▶ _WRITTEN INSTRUCTION_
Show each line that has the string "progress" in it.

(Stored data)
###
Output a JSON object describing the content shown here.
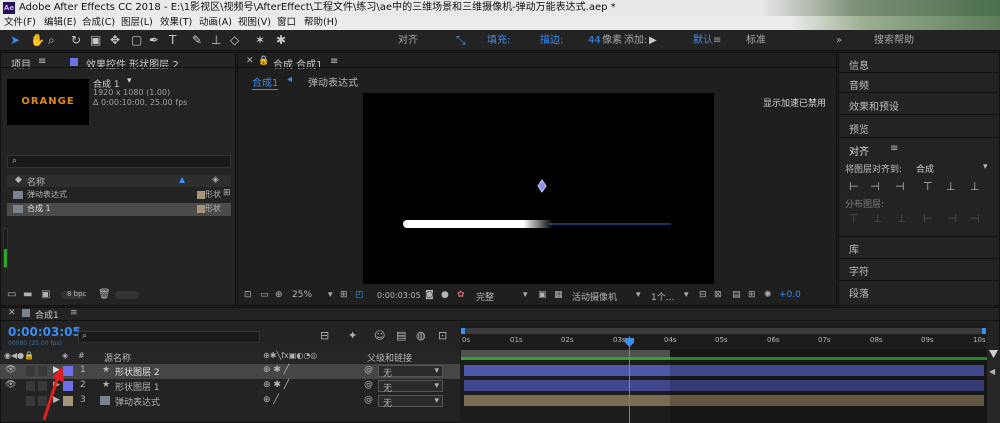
{
  "window": {
    "app_icon": "Ae",
    "title": "Adobe After Effects CC 2018 - E:\\1影视区\\视频号\\AfterEffect\\工程文件\\练习\\ae中的三维场景和三维摄像机-弹动万能表达式.aep *"
  },
  "menu": [
    "文件(F)",
    "编辑(E)",
    "合成(C)",
    "图层(L)",
    "效果(T)",
    "动画(A)",
    "视图(V)",
    "窗口",
    "帮助(H)"
  ],
  "toolbar": {
    "align_label": "对齐",
    "fill_label": "填充:",
    "stroke_label": "描边:",
    "stroke_value": "44",
    "stroke_unit": "像素",
    "add_label": "添加:",
    "workspace_default": "默认",
    "workspace_standard": "标准",
    "search_placeholder": "搜索帮助"
  },
  "project": {
    "tab_project": "项目",
    "tab_effects": "效果控件 形状图层 2",
    "comp_name": "合成 1",
    "comp_info1": "1920 x 1080 (1.00)",
    "comp_info2": "Δ 0:00:10:00, 25.00 fps",
    "thumb_text": "ORANGE",
    "col_name": "名称",
    "items": [
      {
        "name": "弹动表达式",
        "type": "形状"
      },
      {
        "name": "合成 1",
        "type": "形状"
      }
    ],
    "bpc": "8 bpc"
  },
  "viewer": {
    "tab_label": "合成 合成1",
    "sub_comp": "合成1",
    "sub_expr": "弹动表达式",
    "accel_msg": "显示加速已禁用",
    "zoom": "25%",
    "time": "0:00:03:05",
    "quality": "完整",
    "camera": "活动摄像机",
    "views": "1个...",
    "exposure": "+0.0"
  },
  "right_panels": {
    "info": "信息",
    "audio": "音频",
    "effects_presets": "效果和预设",
    "preview": "预览",
    "align": "对齐",
    "align_to_label": "将图层对齐到:",
    "align_to_value": "合成",
    "distribute": "分布图层:",
    "library": "库",
    "character": "字符",
    "paragraph": "段落"
  },
  "timeline": {
    "tab_label": "合成1",
    "timecode": "0:00:03:05",
    "fps_sub": "00080 (25.00 fps)",
    "col_name": "源名称",
    "col_parent": "父级和链接",
    "ticks": [
      "0s",
      "01s",
      "02s",
      "03s",
      "04s",
      "05s",
      "06s",
      "07s",
      "08s",
      "09s",
      "10s"
    ],
    "layers": [
      {
        "num": "1",
        "name": "形状图层 2",
        "parent": "无",
        "color": "#6f6fe8"
      },
      {
        "num": "2",
        "name": "形状图层 1",
        "parent": "无",
        "color": "#6f6fe8"
      },
      {
        "num": "3",
        "name": "弹动表达式",
        "parent": "无",
        "color": "#a49478"
      }
    ]
  }
}
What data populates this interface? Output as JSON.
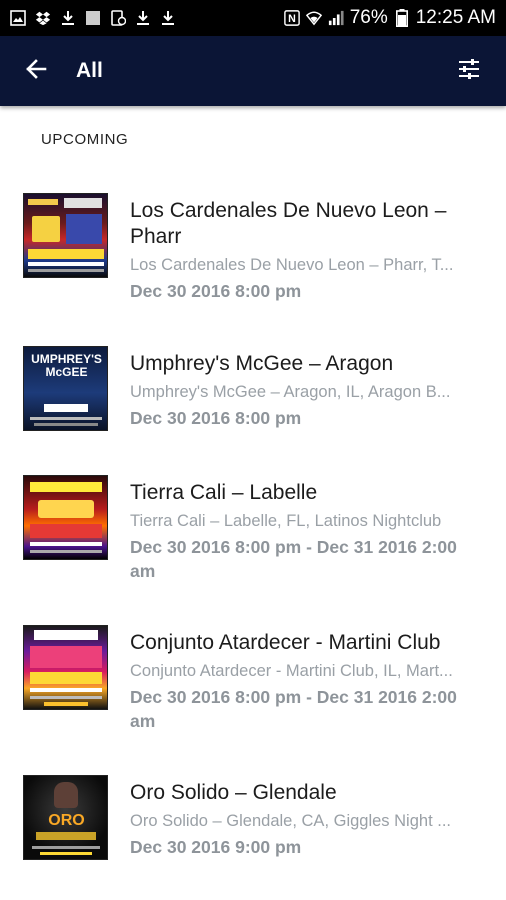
{
  "status_bar": {
    "battery": "76%",
    "time": "12:25 AM",
    "nfc": "N"
  },
  "app_bar": {
    "title": "All"
  },
  "section": {
    "header": "UPCOMING"
  },
  "events": [
    {
      "title": "Los Cardenales De Nuevo Leon – Pharr",
      "subtitle": "Los Cardenales De Nuevo Leon – Pharr, T...",
      "date": "Dec 30 2016 8:00 pm"
    },
    {
      "title": "Umphrey's McGee – Aragon",
      "subtitle": "Umphrey's McGee – Aragon, IL, Aragon B...",
      "date": "Dec 30 2016 8:00 pm",
      "poster_text": "UMPHREY'S McGEE"
    },
    {
      "title": "Tierra Cali – Labelle",
      "subtitle": "Tierra Cali – Labelle, FL, Latinos Nightclub",
      "date": "Dec 30 2016 8:00 pm - Dec 31 2016 2:00 am"
    },
    {
      "title": "Conjunto Atardecer - Martini Club",
      "subtitle": "Conjunto Atardecer - Martini Club, IL, Mart...",
      "date": "Dec 30 2016 8:00 pm - Dec 31 2016 2:00 am"
    },
    {
      "title": "Oro Solido – Glendale",
      "subtitle": "Oro Solido – Glendale, CA, Giggles Night ...",
      "date": "Dec 30 2016 9:00 pm",
      "poster_text": "ORO"
    }
  ],
  "icons": {
    "back": "arrow-left-icon",
    "filter": "tune-icon"
  },
  "colors": {
    "app_bar": "#0b1536",
    "status_bar": "#000000",
    "title_text": "#1c1c1c",
    "secondary_text": "#9aa0a6"
  }
}
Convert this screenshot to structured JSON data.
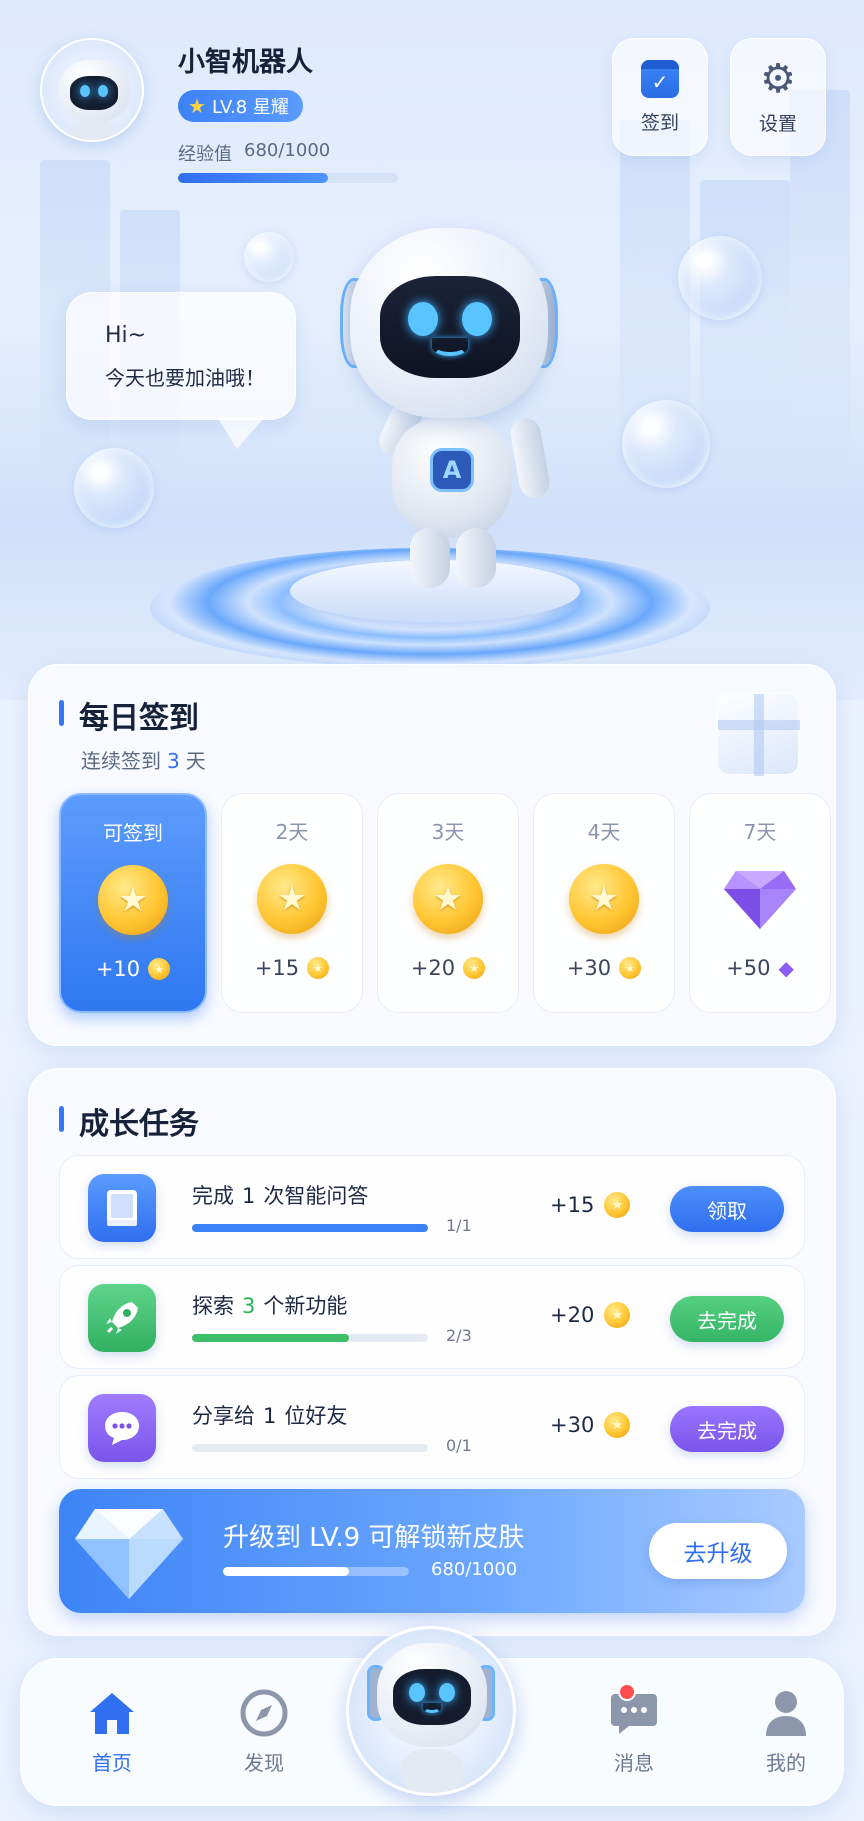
{
  "profile": {
    "name": "小智机器人",
    "level_label": "LV.8 星耀",
    "exp_label": "经验值",
    "exp_value": "680/1000",
    "exp_fraction": 0.68
  },
  "header_buttons": {
    "checkin_label": "签到",
    "settings_label": "设置"
  },
  "speech": {
    "line1": "Hi~",
    "line2": "今天也要加油哦！"
  },
  "checkin": {
    "title": "每日签到",
    "streak_prefix": "连续签到",
    "streak_days": "3",
    "streak_suffix": "天",
    "days": [
      {
        "label": "可签到",
        "reward": "+10",
        "icon": "coin-icon"
      },
      {
        "label": "2天",
        "reward": "+15",
        "icon": "coin-icon"
      },
      {
        "label": "3天",
        "reward": "+20",
        "icon": "coin-icon"
      },
      {
        "label": "4天",
        "reward": "+30",
        "icon": "coin-icon"
      },
      {
        "label": "7天",
        "reward": "+50",
        "icon": "diamond-icon"
      }
    ]
  },
  "tasks": {
    "title": "成长任务",
    "items": [
      {
        "name_a": "完成",
        "name_num": "1",
        "name_b": "次智能问答",
        "progress": "1/1",
        "fraction": 1.0,
        "reward": "+15",
        "button": "领取",
        "color": "#3b82f6",
        "icon": "book-icon"
      },
      {
        "name_a": "探索",
        "name_num": "3",
        "name_b": "个新功能",
        "progress": "2/3",
        "fraction": 0.667,
        "reward": "+20",
        "button": "去完成",
        "color": "#3fbf6a",
        "icon": "rocket-icon"
      },
      {
        "name_a": "分享给",
        "name_num": "1",
        "name_b": "位好友",
        "progress": "0/1",
        "fraction": 0.0,
        "reward": "+30",
        "button": "去完成",
        "color": "#8b63f0",
        "icon": "chat-bubble-icon"
      }
    ],
    "upgrade": {
      "text": "升级到 LV.9 可解锁新皮肤",
      "progress": "680/1000",
      "fraction": 0.68,
      "button": "去升级"
    }
  },
  "nav": {
    "home": "首页",
    "discover": "发现",
    "messages": "消息",
    "mine": "我的"
  },
  "colors": {
    "accent": "#2f6ff0",
    "green": "#3fbf6a",
    "purple": "#8b63f0",
    "coin": "#ffc632",
    "badge": "#ff4d4f"
  }
}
###
▶ _SOLUTION_
        "progress": "1/1",
        "progress": "2/3",
        "progress": "0/1",
      "progress": "680/1000",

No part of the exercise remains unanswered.